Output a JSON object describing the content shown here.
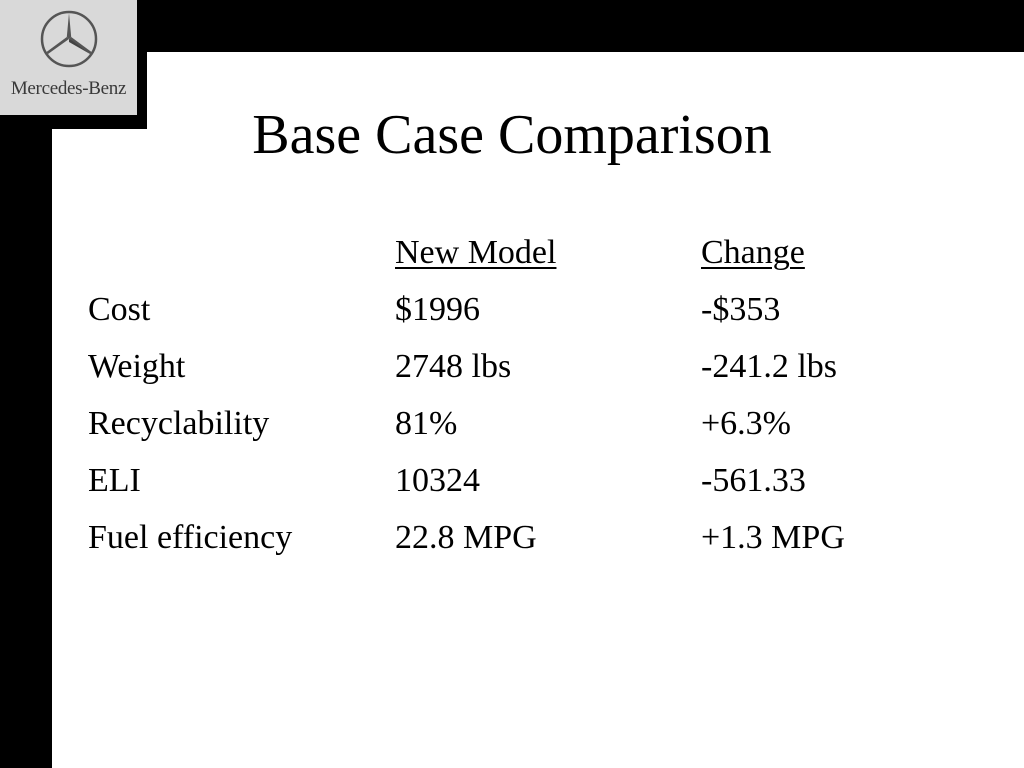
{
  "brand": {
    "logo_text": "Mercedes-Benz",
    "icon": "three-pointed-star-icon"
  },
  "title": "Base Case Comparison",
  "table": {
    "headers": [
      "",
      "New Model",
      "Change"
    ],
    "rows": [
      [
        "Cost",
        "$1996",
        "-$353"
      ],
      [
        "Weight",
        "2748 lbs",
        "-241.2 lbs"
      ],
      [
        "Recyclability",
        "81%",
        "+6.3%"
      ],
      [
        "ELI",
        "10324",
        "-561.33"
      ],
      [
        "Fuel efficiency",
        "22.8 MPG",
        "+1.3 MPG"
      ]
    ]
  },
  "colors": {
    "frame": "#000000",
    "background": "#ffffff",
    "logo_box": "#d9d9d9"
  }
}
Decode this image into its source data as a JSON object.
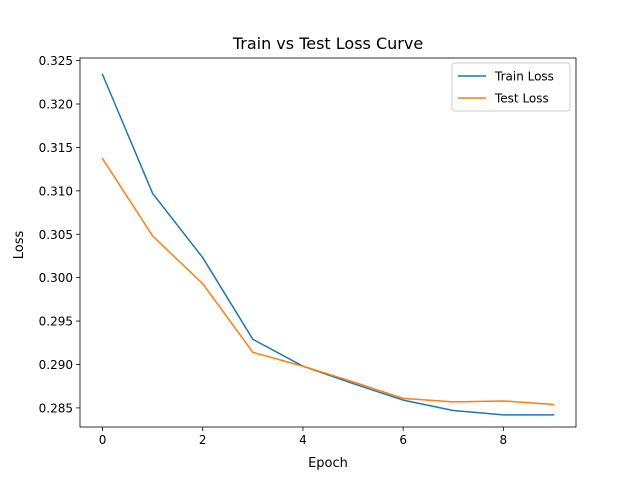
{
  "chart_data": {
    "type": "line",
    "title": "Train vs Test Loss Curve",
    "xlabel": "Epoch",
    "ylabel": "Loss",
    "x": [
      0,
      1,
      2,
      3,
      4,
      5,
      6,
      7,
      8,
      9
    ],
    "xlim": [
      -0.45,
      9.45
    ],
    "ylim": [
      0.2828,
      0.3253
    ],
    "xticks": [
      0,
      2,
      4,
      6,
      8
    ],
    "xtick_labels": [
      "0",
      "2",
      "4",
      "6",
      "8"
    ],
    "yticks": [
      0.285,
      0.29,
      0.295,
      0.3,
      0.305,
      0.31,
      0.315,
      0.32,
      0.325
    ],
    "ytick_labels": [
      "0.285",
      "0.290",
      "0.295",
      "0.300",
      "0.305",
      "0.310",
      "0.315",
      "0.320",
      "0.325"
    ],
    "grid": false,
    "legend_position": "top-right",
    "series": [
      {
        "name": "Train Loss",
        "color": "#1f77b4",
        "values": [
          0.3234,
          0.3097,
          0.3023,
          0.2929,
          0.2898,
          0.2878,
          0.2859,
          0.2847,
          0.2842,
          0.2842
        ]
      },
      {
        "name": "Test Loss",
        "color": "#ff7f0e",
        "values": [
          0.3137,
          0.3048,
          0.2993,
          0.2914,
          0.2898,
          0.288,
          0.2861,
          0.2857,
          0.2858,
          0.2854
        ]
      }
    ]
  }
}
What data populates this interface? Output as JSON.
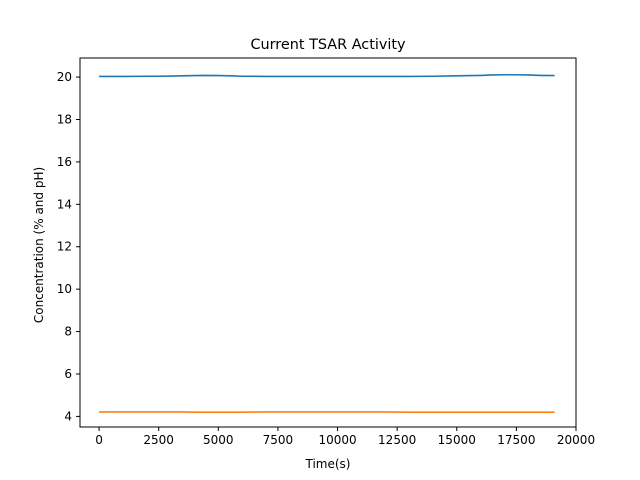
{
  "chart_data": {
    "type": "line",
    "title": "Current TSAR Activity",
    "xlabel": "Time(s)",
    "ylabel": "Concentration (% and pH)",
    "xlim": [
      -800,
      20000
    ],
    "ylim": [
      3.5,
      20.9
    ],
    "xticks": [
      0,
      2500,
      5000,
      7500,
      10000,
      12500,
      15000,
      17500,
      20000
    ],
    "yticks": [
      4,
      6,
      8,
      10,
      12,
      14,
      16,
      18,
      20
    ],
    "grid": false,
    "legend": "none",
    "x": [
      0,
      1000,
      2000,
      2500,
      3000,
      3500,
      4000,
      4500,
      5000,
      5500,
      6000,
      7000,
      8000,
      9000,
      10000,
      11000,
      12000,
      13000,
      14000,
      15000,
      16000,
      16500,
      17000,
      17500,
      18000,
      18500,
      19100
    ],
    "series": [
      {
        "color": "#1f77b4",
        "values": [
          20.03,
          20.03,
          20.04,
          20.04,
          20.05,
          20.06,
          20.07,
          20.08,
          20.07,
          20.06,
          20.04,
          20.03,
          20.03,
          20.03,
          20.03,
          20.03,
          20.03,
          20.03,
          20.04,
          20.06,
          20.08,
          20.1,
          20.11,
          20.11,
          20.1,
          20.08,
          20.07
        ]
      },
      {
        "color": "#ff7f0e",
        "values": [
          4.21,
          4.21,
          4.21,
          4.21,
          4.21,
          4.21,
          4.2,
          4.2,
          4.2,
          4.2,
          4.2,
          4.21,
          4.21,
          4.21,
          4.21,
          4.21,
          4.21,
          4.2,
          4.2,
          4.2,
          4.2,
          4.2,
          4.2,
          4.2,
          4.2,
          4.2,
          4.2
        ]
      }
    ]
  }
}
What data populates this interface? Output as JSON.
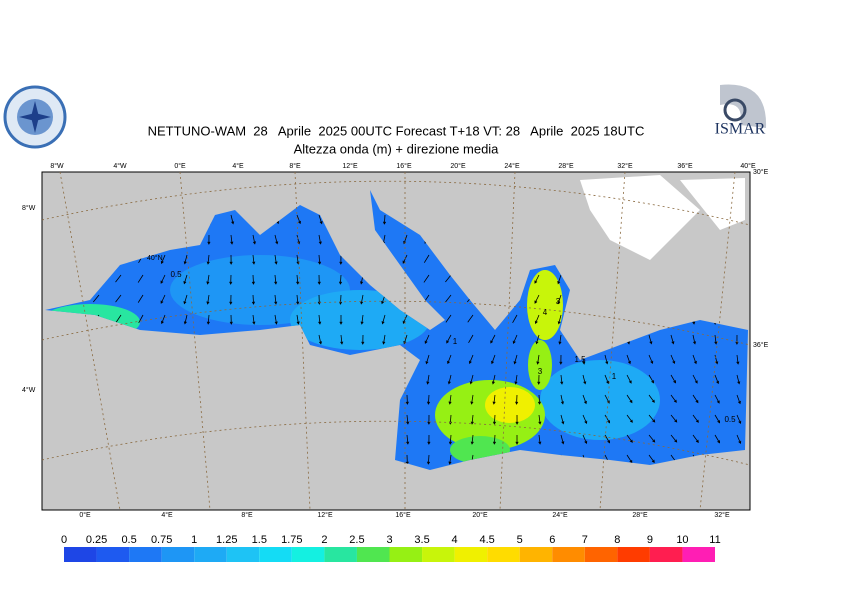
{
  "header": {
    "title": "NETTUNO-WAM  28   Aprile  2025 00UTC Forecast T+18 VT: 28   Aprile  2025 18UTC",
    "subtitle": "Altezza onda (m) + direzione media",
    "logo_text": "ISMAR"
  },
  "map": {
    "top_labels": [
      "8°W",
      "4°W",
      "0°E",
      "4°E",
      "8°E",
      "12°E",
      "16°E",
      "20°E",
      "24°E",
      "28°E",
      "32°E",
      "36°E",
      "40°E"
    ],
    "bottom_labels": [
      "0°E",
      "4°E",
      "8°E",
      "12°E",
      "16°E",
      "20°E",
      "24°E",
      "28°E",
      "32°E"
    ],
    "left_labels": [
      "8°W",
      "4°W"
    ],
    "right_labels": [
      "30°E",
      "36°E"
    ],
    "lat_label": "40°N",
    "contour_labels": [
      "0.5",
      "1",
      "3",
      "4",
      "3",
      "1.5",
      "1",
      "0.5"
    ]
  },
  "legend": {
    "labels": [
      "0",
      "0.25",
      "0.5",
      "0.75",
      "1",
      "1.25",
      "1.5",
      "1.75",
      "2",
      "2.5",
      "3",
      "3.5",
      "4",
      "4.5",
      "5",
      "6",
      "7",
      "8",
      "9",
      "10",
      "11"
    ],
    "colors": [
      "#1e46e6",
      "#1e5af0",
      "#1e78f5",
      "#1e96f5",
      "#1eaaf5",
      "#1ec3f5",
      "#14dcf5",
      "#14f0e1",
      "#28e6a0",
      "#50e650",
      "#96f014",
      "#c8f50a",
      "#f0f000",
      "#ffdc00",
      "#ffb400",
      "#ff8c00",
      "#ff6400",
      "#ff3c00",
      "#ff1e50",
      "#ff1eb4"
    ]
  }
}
━━━━
> _Task directions_: Omit the pictures and restate the rest of the records verbatim.

> _Result below_:
Output a JSON object describing the content shown here.
{
  "brand": {
    "logo_text": "Mercedes-Benz",
    "icon": "three-pointed-star-icon"
  },
  "title": "Base Case Comparison",
  "table": {
    "headers": [
      "",
      "New Model",
      "Change"
    ],
    "rows": [
      [
        "Cost",
        "$1996",
        "-$353"
      ],
      [
        "Weight",
        "2748 lbs",
        "-241.2 lbs"
      ],
      [
        "Recyclability",
        "81%",
        "+6.3%"
      ],
      [
        "ELI",
        "10324",
        "-561.33"
      ],
      [
        "Fuel efficiency",
        "22.8 MPG",
        "+1.3 MPG"
      ]
    ]
  },
  "colors": {
    "frame": "#000000",
    "background": "#ffffff",
    "logo_box": "#d9d9d9"
  }
}
Decode this image into its source data as a JSON object.
{
  "chart_data": {
    "type": "line",
    "title": "Train vs Test Loss Curve",
    "xlabel": "Epoch",
    "ylabel": "Loss",
    "x": [
      0,
      1,
      2,
      3,
      4,
      5,
      6,
      7,
      8,
      9
    ],
    "xlim": [
      -0.45,
      9.45
    ],
    "ylim": [
      0.2828,
      0.3253
    ],
    "xticks": [
      0,
      2,
      4,
      6,
      8
    ],
    "xtick_labels": [
      "0",
      "2",
      "4",
      "6",
      "8"
    ],
    "yticks": [
      0.285,
      0.29,
      0.295,
      0.3,
      0.305,
      0.31,
      0.315,
      0.32,
      0.325
    ],
    "ytick_labels": [
      "0.285",
      "0.290",
      "0.295",
      "0.300",
      "0.305",
      "0.310",
      "0.315",
      "0.320",
      "0.325"
    ],
    "grid": false,
    "legend_position": "top-right",
    "series": [
      {
        "name": "Train Loss",
        "color": "#1f77b4",
        "values": [
          0.3234,
          0.3097,
          0.3023,
          0.2929,
          0.2898,
          0.2878,
          0.2859,
          0.2847,
          0.2842,
          0.2842
        ]
      },
      {
        "name": "Test Loss",
        "color": "#ff7f0e",
        "values": [
          0.3137,
          0.3048,
          0.2993,
          0.2914,
          0.2898,
          0.288,
          0.2861,
          0.2857,
          0.2858,
          0.2854
        ]
      }
    ]
  }
}
What data populates this interface? Output as JSON.
{
  "chart_data": {
    "type": "line",
    "title": "Current TSAR Activity",
    "xlabel": "Time(s)",
    "ylabel": "Concentration (% and pH)",
    "xlim": [
      -800,
      20000
    ],
    "ylim": [
      3.5,
      20.9
    ],
    "xticks": [
      0,
      2500,
      5000,
      7500,
      10000,
      12500,
      15000,
      17500,
      20000
    ],
    "yticks": [
      4,
      6,
      8,
      10,
      12,
      14,
      16,
      18,
      20
    ],
    "grid": false,
    "legend": "none",
    "x": [
      0,
      1000,
      2000,
      2500,
      3000,
      3500,
      4000,
      4500,
      5000,
      5500,
      6000,
      7000,
      8000,
      9000,
      10000,
      11000,
      12000,
      13000,
      14000,
      15000,
      16000,
      16500,
      17000,
      17500,
      18000,
      18500,
      19100
    ],
    "series": [
      {
        "color": "#1f77b4",
        "values": [
          20.03,
          20.03,
          20.04,
          20.04,
          20.05,
          20.06,
          20.07,
          20.08,
          20.07,
          20.06,
          20.04,
          20.03,
          20.03,
          20.03,
          20.03,
          20.03,
          20.03,
          20.03,
          20.04,
          20.06,
          20.08,
          20.1,
          20.11,
          20.11,
          20.1,
          20.08,
          20.07
        ]
      },
      {
        "color": "#ff7f0e",
        "values": [
          4.21,
          4.21,
          4.21,
          4.21,
          4.21,
          4.21,
          4.2,
          4.2,
          4.2,
          4.2,
          4.2,
          4.21,
          4.21,
          4.21,
          4.21,
          4.21,
          4.21,
          4.2,
          4.2,
          4.2,
          4.2,
          4.2,
          4.2,
          4.2,
          4.2,
          4.2,
          4.2
        ]
      }
    ]
  }
}
What data populates this interface? Output as JSON.
{
  "header": {
    "title": "NETTUNO-WAM  28   Aprile  2025 00UTC Forecast T+18 VT: 28   Aprile  2025 18UTC",
    "subtitle": "Altezza onda (m) + direzione media",
    "logo_text": "ISMAR"
  },
  "map": {
    "top_labels": [
      "8°W",
      "4°W",
      "0°E",
      "4°E",
      "8°E",
      "12°E",
      "16°E",
      "20°E",
      "24°E",
      "28°E",
      "32°E",
      "36°E",
      "40°E"
    ],
    "bottom_labels": [
      "0°E",
      "4°E",
      "8°E",
      "12°E",
      "16°E",
      "20°E",
      "24°E",
      "28°E",
      "32°E"
    ],
    "left_labels": [
      "8°W",
      "4°W"
    ],
    "right_labels": [
      "30°E",
      "36°E"
    ],
    "lat_label": "40°N",
    "contour_labels": [
      "0.5",
      "1",
      "3",
      "4",
      "3",
      "1.5",
      "1",
      "0.5"
    ]
  },
  "legend": {
    "labels": [
      "0",
      "0.25",
      "0.5",
      "0.75",
      "1",
      "1.25",
      "1.5",
      "1.75",
      "2",
      "2.5",
      "3",
      "3.5",
      "4",
      "4.5",
      "5",
      "6",
      "7",
      "8",
      "9",
      "10",
      "11"
    ],
    "colors": [
      "#1e46e6",
      "#1e5af0",
      "#1e78f5",
      "#1e96f5",
      "#1eaaf5",
      "#1ec3f5",
      "#14dcf5",
      "#14f0e1",
      "#28e6a0",
      "#50e650",
      "#96f014",
      "#c8f50a",
      "#f0f000",
      "#ffdc00",
      "#ffb400",
      "#ff8c00",
      "#ff6400",
      "#ff3c00",
      "#ff1e50",
      "#ff1eb4"
    ]
  }
}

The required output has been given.